__EXERCISE__
Exclude the pictures; give every entry again exactly as written.
********************
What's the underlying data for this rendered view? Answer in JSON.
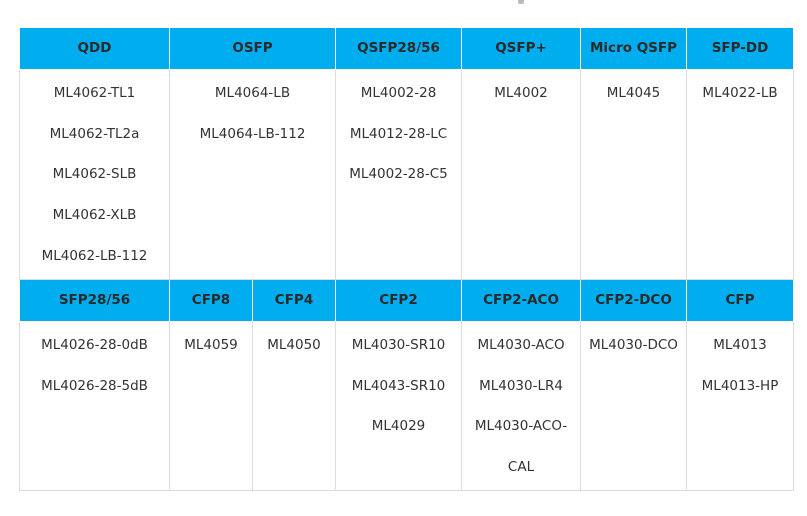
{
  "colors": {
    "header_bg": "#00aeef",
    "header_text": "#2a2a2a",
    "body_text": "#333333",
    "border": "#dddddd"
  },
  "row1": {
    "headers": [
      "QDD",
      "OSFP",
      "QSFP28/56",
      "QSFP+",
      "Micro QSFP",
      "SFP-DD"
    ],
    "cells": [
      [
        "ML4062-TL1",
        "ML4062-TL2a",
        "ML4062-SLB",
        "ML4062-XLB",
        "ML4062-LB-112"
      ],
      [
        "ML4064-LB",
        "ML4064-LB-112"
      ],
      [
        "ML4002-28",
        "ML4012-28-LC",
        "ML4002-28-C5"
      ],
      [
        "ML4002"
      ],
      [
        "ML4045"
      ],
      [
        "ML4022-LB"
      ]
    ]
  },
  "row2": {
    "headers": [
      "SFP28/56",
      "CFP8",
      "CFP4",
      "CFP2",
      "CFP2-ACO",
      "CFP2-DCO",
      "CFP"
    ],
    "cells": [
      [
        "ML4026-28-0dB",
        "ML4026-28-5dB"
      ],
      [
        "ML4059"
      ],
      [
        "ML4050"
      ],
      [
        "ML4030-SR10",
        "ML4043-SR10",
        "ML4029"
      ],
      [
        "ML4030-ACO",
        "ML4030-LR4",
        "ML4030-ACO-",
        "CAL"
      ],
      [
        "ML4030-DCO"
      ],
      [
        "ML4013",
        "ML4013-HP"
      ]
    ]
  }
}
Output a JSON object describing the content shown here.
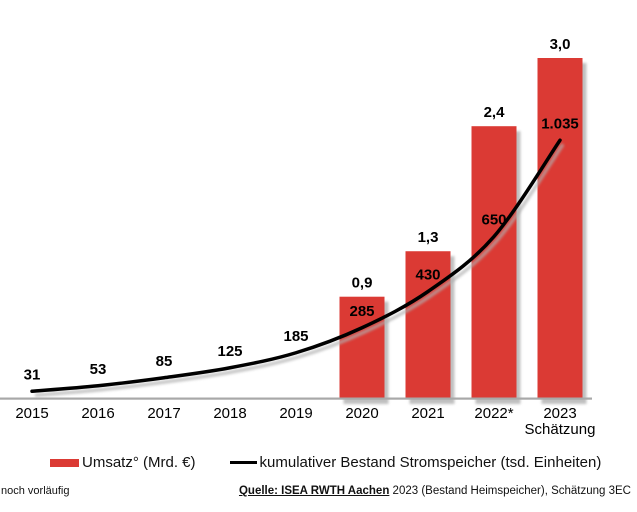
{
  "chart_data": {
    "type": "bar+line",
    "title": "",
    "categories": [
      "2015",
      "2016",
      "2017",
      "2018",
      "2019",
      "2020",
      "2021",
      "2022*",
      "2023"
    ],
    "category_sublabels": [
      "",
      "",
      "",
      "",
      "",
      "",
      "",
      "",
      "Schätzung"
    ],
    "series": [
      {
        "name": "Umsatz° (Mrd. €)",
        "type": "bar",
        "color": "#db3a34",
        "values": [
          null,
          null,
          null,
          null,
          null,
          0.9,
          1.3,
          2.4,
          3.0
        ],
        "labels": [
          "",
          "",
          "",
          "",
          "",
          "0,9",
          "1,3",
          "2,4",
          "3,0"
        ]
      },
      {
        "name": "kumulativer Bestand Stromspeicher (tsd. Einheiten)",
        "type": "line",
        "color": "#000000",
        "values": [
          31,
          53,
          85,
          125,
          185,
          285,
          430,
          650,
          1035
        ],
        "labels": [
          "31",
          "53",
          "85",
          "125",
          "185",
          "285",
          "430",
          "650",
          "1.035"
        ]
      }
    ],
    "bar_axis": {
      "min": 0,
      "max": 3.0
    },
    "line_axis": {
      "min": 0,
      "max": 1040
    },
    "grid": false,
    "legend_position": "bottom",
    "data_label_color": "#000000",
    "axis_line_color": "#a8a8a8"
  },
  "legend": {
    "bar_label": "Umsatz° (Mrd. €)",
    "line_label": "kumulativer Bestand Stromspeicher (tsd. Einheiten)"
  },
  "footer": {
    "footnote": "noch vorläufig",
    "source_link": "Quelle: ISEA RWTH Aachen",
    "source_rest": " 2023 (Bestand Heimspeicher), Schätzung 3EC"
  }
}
********************
__SOLUTION__
What's the underlying data for this rendered view? Answer in JSON.
{
  "colors": {
    "header_bg": "#00aeef",
    "header_text": "#2a2a2a",
    "body_text": "#333333",
    "border": "#dddddd"
  },
  "row1": {
    "headers": [
      "QDD",
      "OSFP",
      "QSFP28/56",
      "QSFP+",
      "Micro QSFP",
      "SFP-DD"
    ],
    "cells": [
      [
        "ML4062-TL1",
        "ML4062-TL2a",
        "ML4062-SLB",
        "ML4062-XLB",
        "ML4062-LB-112"
      ],
      [
        "ML4064-LB",
        "ML4064-LB-112"
      ],
      [
        "ML4002-28",
        "ML4012-28-LC",
        "ML4002-28-C5"
      ],
      [
        "ML4002"
      ],
      [
        "ML4045"
      ],
      [
        "ML4022-LB"
      ]
    ]
  },
  "row2": {
    "headers": [
      "SFP28/56",
      "CFP8",
      "CFP4",
      "CFP2",
      "CFP2-ACO",
      "CFP2-DCO",
      "CFP"
    ],
    "cells": [
      [
        "ML4026-28-0dB",
        "ML4026-28-5dB"
      ],
      [
        "ML4059"
      ],
      [
        "ML4050"
      ],
      [
        "ML4030-SR10",
        "ML4043-SR10",
        "ML4029"
      ],
      [
        "ML4030-ACO",
        "ML4030-LR4",
        "ML4030-ACO-",
        "CAL"
      ],
      [
        "ML4030-DCO"
      ],
      [
        "ML4013",
        "ML4013-HP"
      ]
    ]
  }
}
Output a JSON object describing the content shown here.
{
  "chart_data": {
    "type": "bar+line",
    "title": "",
    "categories": [
      "2015",
      "2016",
      "2017",
      "2018",
      "2019",
      "2020",
      "2021",
      "2022*",
      "2023"
    ],
    "category_sublabels": [
      "",
      "",
      "",
      "",
      "",
      "",
      "",
      "",
      "Schätzung"
    ],
    "series": [
      {
        "name": "Umsatz° (Mrd. €)",
        "type": "bar",
        "color": "#db3a34",
        "values": [
          null,
          null,
          null,
          null,
          null,
          0.9,
          1.3,
          2.4,
          3.0
        ],
        "labels": [
          "",
          "",
          "",
          "",
          "",
          "0,9",
          "1,3",
          "2,4",
          "3,0"
        ]
      },
      {
        "name": "kumulativer Bestand Stromspeicher (tsd. Einheiten)",
        "type": "line",
        "color": "#000000",
        "values": [
          31,
          53,
          85,
          125,
          185,
          285,
          430,
          650,
          1035
        ],
        "labels": [
          "31",
          "53",
          "85",
          "125",
          "185",
          "285",
          "430",
          "650",
          "1.035"
        ]
      }
    ],
    "bar_axis": {
      "min": 0,
      "max": 3.0
    },
    "line_axis": {
      "min": 0,
      "max": 1040
    },
    "grid": false,
    "legend_position": "bottom",
    "data_label_color": "#000000",
    "axis_line_color": "#a8a8a8"
  },
  "legend": {
    "bar_label": "Umsatz° (Mrd. €)",
    "line_label": "kumulativer Bestand Stromspeicher (tsd. Einheiten)"
  },
  "footer": {
    "footnote": "noch vorläufig",
    "source_link": "Quelle: ISEA RWTH Aachen",
    "source_rest": " 2023 (Bestand Heimspeicher), Schätzung 3EC"
  }
}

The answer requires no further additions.